◆ STATED TASK
Pick out each line containing the string "JSON" and copy it.

Dataset rows about figures:
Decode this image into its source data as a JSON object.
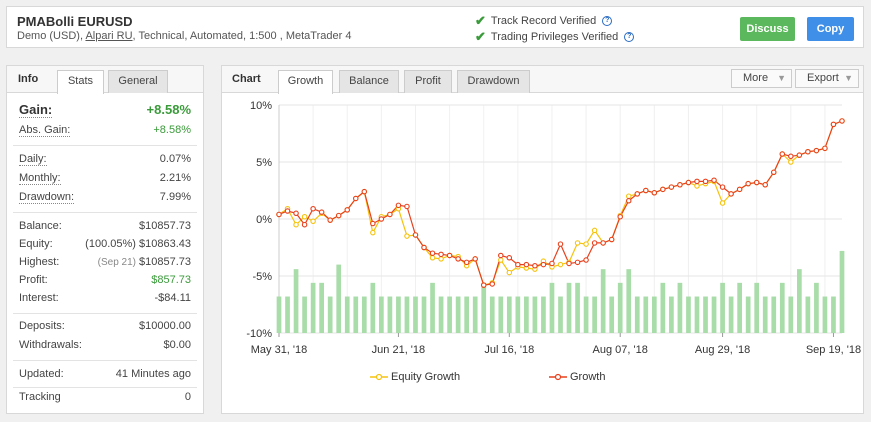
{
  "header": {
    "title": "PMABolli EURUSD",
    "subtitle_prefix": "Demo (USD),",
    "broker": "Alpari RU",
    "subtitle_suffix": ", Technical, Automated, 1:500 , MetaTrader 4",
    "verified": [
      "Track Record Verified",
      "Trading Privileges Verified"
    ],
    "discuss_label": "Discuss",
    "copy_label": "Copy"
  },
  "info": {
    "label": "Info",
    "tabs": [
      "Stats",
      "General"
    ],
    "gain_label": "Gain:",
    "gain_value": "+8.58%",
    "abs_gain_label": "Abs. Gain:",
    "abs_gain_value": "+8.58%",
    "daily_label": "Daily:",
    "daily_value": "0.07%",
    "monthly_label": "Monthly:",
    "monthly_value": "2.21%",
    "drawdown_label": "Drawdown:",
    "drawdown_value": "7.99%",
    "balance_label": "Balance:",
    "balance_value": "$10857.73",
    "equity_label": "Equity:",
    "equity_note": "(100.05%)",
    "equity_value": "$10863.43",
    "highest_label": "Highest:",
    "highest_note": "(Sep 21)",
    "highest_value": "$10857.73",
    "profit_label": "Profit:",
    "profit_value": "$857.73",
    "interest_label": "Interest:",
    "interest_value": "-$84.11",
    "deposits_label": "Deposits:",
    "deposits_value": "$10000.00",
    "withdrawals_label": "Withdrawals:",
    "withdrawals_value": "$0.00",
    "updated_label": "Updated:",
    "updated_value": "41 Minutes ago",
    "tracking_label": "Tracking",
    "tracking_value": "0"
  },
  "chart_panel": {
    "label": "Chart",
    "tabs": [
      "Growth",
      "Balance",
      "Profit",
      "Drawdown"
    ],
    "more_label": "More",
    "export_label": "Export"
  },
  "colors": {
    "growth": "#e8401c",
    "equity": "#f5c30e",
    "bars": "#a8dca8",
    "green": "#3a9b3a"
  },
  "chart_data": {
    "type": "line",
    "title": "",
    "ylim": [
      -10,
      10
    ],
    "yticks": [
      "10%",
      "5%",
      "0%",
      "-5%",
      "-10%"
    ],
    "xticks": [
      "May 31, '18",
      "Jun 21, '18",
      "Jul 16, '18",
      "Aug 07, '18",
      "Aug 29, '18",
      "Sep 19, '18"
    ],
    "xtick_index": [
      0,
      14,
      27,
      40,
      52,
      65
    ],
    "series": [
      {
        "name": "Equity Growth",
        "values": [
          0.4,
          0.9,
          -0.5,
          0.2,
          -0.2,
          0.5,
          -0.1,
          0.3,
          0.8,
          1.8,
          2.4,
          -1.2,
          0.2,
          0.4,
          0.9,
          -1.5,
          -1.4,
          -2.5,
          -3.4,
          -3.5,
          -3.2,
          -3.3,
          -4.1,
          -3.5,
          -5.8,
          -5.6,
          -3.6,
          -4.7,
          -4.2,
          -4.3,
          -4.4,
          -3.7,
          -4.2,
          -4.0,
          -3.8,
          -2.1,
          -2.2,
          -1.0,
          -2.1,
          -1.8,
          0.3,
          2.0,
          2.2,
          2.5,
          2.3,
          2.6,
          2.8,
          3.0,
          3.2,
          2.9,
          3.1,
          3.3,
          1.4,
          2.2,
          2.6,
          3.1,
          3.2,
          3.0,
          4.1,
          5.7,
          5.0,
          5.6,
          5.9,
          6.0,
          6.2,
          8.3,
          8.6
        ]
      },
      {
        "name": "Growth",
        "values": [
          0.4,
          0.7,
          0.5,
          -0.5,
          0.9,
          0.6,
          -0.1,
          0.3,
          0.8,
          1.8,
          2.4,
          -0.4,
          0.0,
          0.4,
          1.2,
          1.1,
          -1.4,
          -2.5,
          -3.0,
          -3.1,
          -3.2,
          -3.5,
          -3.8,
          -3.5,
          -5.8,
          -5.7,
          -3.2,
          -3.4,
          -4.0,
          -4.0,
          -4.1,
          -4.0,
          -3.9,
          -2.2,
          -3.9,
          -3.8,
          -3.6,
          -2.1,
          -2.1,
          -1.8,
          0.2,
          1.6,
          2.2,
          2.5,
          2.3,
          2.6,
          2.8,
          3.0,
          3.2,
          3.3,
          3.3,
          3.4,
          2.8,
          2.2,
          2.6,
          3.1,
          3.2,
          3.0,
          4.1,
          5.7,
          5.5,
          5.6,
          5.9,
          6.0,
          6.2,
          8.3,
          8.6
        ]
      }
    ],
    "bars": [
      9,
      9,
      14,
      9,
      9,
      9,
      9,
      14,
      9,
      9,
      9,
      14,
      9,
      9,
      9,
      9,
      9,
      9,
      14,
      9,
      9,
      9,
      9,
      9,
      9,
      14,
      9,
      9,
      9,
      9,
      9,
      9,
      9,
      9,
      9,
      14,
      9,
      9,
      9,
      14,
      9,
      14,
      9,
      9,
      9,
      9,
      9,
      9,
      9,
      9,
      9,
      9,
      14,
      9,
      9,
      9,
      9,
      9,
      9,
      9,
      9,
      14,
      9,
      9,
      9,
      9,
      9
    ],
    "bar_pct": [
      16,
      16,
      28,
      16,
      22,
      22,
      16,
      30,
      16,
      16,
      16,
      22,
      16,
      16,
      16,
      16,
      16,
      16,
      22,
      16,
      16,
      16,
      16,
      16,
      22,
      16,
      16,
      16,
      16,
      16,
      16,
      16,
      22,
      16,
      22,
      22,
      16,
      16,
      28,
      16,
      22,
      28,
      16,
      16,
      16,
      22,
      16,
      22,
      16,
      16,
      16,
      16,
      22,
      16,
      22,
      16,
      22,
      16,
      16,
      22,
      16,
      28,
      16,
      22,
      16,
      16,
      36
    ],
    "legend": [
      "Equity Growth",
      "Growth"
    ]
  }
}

* * *

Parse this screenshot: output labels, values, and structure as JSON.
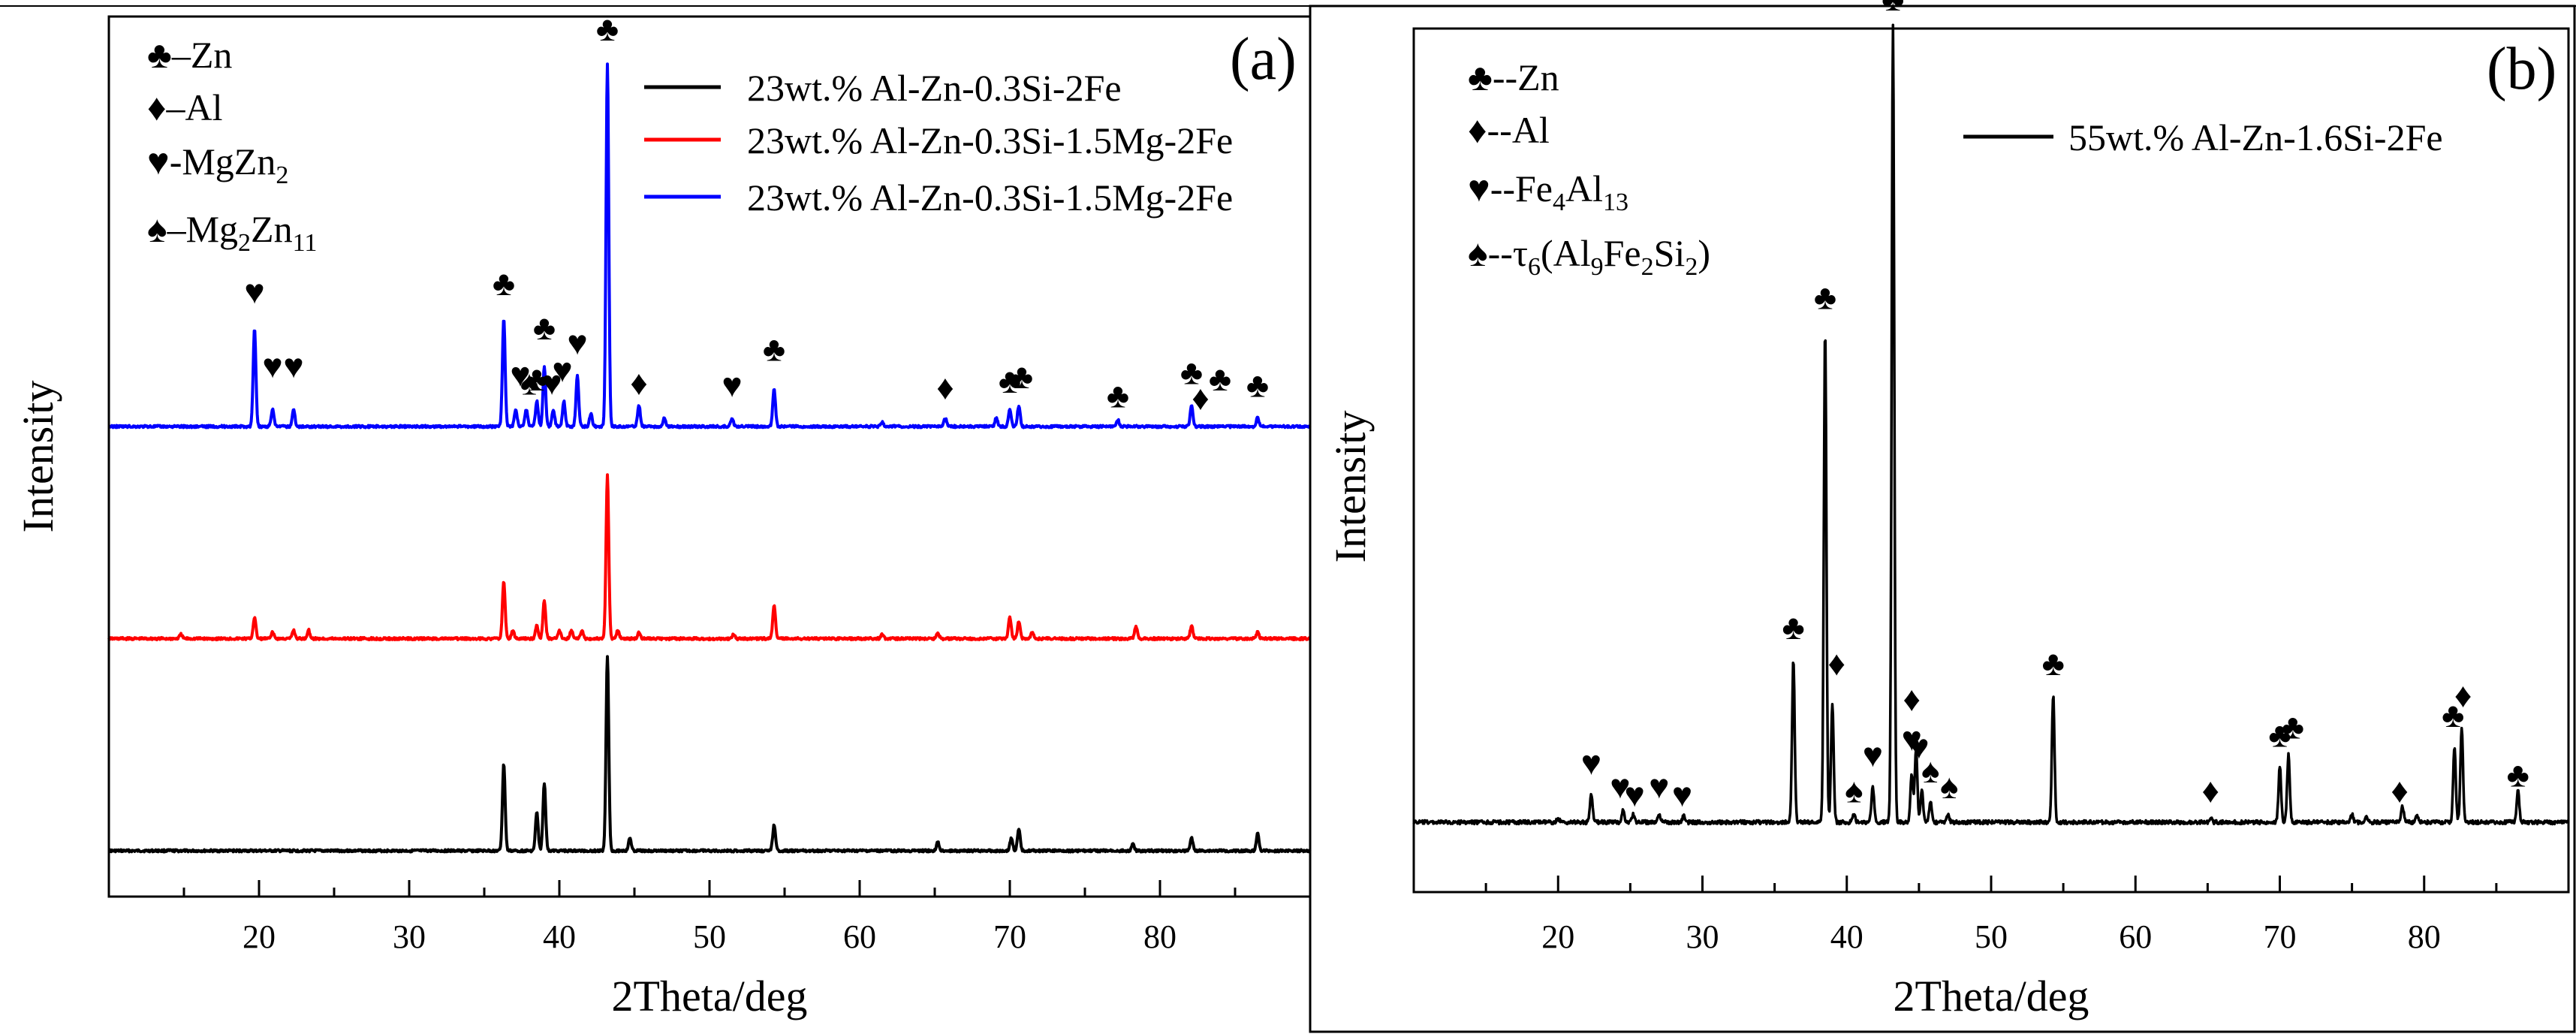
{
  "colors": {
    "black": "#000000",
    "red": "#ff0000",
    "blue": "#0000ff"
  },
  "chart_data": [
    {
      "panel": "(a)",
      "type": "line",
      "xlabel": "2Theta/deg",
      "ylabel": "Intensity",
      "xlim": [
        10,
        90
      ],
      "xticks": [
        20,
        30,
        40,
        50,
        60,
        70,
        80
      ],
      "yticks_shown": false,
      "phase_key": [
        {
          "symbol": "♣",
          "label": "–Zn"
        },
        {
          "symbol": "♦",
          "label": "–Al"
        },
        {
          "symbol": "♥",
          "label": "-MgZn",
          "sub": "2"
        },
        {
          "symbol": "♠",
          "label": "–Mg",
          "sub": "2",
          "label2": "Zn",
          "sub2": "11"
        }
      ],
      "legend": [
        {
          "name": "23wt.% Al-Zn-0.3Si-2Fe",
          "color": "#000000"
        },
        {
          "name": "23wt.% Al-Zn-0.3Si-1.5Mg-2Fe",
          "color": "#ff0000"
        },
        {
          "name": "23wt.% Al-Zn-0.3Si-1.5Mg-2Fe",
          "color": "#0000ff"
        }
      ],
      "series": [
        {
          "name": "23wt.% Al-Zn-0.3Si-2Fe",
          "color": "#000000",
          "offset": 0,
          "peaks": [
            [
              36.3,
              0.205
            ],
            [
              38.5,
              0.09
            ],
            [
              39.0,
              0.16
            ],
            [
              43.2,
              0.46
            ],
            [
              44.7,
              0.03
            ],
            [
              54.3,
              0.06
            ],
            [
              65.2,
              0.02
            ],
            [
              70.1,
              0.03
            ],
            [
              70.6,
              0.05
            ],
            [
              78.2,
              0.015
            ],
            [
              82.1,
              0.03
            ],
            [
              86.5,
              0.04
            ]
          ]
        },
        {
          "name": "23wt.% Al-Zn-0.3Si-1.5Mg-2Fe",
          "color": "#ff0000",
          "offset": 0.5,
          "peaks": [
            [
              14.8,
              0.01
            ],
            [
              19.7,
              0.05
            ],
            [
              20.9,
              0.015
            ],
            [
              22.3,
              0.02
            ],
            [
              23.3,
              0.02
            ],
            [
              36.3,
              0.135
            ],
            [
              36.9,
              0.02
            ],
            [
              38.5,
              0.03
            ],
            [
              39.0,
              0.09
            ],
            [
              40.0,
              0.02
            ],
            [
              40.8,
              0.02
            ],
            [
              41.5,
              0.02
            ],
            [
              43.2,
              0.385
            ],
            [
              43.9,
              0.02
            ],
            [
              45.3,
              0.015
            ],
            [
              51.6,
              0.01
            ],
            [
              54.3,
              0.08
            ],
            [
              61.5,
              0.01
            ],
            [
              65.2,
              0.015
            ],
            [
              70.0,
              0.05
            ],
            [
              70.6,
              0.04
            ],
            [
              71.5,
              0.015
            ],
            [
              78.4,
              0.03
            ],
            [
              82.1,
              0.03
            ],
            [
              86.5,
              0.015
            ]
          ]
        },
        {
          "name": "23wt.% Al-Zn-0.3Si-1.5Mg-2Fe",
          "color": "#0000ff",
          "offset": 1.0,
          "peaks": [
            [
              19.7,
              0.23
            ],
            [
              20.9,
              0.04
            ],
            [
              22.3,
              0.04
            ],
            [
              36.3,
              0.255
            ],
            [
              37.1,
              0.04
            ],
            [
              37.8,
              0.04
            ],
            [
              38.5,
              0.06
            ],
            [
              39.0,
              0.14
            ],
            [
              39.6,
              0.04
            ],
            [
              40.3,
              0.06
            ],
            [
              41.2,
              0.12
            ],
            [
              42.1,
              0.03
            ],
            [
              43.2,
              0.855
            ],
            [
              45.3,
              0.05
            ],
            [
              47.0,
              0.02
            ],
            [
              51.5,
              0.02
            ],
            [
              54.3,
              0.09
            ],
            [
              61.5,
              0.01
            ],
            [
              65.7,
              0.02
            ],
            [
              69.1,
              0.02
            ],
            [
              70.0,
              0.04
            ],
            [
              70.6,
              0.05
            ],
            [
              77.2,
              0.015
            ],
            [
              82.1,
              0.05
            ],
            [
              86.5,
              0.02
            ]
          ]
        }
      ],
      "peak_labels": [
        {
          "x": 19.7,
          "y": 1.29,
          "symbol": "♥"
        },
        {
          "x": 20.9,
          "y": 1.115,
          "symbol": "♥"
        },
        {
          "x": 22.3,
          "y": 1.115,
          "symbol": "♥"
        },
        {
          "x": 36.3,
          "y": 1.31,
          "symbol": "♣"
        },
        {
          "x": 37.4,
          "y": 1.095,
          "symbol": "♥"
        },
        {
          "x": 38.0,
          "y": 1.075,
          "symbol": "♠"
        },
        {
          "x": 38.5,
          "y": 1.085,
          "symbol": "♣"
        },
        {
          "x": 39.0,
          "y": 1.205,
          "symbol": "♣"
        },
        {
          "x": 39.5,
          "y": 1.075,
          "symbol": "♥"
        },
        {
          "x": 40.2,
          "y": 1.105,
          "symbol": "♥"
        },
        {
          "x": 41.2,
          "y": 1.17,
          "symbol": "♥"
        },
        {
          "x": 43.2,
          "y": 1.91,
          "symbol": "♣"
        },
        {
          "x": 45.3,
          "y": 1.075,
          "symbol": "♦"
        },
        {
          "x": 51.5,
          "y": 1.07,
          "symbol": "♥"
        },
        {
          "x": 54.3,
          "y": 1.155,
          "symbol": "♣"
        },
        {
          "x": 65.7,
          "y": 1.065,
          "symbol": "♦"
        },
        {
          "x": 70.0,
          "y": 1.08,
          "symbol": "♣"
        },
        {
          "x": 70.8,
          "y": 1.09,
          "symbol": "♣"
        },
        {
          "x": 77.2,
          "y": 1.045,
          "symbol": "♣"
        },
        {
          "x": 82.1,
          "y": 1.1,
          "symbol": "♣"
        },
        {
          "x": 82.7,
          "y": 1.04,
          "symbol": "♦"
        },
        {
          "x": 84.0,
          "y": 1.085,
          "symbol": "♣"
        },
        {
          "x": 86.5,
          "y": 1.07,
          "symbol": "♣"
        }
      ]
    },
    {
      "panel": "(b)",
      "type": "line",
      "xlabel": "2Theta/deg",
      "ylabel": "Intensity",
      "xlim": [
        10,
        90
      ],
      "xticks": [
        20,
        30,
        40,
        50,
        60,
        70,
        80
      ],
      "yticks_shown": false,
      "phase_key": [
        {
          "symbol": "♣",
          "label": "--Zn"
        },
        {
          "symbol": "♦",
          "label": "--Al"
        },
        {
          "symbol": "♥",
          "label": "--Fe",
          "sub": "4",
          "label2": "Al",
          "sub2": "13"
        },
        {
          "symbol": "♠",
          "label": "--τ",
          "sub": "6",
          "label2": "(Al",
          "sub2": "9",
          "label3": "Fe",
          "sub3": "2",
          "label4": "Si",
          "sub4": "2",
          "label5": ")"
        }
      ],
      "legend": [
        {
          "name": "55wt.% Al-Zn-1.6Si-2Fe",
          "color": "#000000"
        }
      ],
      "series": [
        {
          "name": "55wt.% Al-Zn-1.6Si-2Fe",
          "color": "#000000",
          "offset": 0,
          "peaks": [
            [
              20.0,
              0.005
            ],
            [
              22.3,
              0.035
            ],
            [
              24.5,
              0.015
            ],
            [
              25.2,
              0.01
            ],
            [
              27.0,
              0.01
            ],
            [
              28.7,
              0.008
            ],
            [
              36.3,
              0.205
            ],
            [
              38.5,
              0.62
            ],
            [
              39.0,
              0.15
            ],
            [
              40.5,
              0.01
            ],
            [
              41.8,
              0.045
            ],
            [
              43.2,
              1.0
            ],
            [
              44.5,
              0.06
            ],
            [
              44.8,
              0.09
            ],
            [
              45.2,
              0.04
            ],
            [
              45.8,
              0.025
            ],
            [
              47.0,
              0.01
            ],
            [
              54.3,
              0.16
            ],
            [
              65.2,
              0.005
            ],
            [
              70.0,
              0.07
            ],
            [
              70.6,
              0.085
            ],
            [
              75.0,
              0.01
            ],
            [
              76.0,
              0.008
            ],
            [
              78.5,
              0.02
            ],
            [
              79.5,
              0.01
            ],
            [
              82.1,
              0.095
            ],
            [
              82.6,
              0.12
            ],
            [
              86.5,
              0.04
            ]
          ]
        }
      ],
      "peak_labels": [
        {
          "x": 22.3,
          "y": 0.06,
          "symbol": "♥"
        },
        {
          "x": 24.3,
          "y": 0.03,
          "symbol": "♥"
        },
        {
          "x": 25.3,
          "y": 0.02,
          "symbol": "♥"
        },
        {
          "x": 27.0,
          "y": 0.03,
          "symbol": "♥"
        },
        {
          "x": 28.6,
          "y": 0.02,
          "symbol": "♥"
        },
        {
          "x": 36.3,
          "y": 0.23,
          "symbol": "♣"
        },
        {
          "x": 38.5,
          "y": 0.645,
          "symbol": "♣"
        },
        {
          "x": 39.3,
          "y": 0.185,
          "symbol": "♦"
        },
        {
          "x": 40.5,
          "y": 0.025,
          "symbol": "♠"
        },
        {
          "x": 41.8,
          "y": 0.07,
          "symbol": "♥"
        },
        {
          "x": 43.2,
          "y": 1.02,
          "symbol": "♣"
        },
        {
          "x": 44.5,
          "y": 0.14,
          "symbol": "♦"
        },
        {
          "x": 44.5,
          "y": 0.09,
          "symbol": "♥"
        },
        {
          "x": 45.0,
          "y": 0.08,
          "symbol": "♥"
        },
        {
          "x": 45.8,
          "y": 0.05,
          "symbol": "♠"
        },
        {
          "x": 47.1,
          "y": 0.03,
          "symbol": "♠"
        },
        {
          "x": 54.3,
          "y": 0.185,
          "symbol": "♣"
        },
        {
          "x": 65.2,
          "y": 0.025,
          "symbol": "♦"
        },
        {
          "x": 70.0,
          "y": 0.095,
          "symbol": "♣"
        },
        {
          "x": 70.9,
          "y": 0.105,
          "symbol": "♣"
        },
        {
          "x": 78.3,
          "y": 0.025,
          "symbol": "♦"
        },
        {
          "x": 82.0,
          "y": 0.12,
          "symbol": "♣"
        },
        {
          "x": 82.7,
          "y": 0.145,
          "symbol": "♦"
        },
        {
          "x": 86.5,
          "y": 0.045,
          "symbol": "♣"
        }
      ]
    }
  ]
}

◆ EXERCISE SOLUTION
Decode this image into its source data as a JSON object.
Parse this screenshot: output labels, values, and structure as JSON.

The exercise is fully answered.